## Your instructions:
Sort through the data and copy the lines holding the word "extra".

## Entries supplied:

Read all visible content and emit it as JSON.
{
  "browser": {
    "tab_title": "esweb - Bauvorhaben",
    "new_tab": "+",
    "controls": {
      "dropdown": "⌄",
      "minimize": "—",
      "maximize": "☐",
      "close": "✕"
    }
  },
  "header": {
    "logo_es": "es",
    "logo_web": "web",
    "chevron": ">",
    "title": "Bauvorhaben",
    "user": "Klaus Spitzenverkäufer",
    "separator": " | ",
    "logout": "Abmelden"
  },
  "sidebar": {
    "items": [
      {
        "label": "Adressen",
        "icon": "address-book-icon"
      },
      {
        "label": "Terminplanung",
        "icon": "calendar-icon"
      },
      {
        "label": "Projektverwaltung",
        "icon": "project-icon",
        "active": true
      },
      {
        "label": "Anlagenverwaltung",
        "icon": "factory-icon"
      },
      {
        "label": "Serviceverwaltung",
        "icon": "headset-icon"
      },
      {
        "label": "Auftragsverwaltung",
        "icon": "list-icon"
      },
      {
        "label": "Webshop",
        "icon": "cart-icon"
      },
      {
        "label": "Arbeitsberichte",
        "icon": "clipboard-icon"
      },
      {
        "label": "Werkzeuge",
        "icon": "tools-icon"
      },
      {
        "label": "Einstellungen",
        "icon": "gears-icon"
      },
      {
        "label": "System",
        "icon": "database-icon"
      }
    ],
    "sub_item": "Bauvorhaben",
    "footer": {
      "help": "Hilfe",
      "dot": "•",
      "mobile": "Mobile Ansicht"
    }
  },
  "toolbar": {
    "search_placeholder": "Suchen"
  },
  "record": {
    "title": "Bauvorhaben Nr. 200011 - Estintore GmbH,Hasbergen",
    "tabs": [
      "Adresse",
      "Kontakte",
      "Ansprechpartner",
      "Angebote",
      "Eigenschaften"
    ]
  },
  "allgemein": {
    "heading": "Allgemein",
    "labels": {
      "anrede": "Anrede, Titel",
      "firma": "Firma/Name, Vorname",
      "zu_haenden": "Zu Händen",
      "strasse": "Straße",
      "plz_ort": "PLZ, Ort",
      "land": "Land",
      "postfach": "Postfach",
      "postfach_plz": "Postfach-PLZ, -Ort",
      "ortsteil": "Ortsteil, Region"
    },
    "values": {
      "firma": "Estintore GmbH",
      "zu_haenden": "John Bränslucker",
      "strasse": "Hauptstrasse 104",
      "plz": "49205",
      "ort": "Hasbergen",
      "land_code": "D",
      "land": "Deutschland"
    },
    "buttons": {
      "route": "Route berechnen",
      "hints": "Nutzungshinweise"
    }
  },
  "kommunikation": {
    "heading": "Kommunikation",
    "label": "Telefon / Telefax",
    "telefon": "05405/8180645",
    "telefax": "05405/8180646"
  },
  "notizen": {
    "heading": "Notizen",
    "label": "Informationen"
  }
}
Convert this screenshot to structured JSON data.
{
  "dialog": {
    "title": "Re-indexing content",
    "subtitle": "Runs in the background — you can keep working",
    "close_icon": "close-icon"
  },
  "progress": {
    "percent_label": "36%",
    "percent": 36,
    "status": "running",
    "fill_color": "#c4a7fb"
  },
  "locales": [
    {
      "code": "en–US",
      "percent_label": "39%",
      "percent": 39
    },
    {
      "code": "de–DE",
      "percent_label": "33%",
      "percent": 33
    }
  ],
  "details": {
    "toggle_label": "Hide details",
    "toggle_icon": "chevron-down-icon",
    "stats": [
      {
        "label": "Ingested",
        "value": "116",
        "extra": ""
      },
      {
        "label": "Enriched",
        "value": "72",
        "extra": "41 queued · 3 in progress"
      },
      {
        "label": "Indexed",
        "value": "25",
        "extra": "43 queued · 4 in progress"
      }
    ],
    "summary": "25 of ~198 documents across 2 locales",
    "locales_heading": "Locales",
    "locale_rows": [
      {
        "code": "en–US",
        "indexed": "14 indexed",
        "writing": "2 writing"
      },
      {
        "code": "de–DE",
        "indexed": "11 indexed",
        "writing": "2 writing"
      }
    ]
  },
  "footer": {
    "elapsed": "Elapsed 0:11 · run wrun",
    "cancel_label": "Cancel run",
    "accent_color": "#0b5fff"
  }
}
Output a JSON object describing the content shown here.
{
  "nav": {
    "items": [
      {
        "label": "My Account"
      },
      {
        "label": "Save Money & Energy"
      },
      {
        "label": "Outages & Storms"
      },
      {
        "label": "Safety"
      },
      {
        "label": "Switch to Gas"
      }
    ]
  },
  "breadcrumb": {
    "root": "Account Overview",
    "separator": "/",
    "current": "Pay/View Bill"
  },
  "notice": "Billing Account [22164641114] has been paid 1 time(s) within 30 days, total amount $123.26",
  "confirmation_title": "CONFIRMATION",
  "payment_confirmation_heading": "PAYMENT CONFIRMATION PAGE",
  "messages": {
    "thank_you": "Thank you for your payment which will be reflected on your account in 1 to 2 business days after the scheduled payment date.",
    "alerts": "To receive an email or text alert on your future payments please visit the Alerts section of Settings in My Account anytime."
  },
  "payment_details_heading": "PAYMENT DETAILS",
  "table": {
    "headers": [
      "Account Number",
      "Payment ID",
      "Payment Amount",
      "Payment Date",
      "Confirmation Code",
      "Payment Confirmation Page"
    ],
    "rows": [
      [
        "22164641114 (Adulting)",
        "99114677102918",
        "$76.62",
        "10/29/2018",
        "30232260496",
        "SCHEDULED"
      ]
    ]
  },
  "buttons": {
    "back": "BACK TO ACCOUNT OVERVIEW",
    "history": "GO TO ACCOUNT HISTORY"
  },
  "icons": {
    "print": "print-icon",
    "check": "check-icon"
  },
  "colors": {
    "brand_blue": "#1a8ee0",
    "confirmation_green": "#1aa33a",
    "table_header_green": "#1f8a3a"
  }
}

## Result of the task:
        "extra": ""
        "extra": "41 queued · 3 in progress"
        "extra": "43 queued · 4 in progress"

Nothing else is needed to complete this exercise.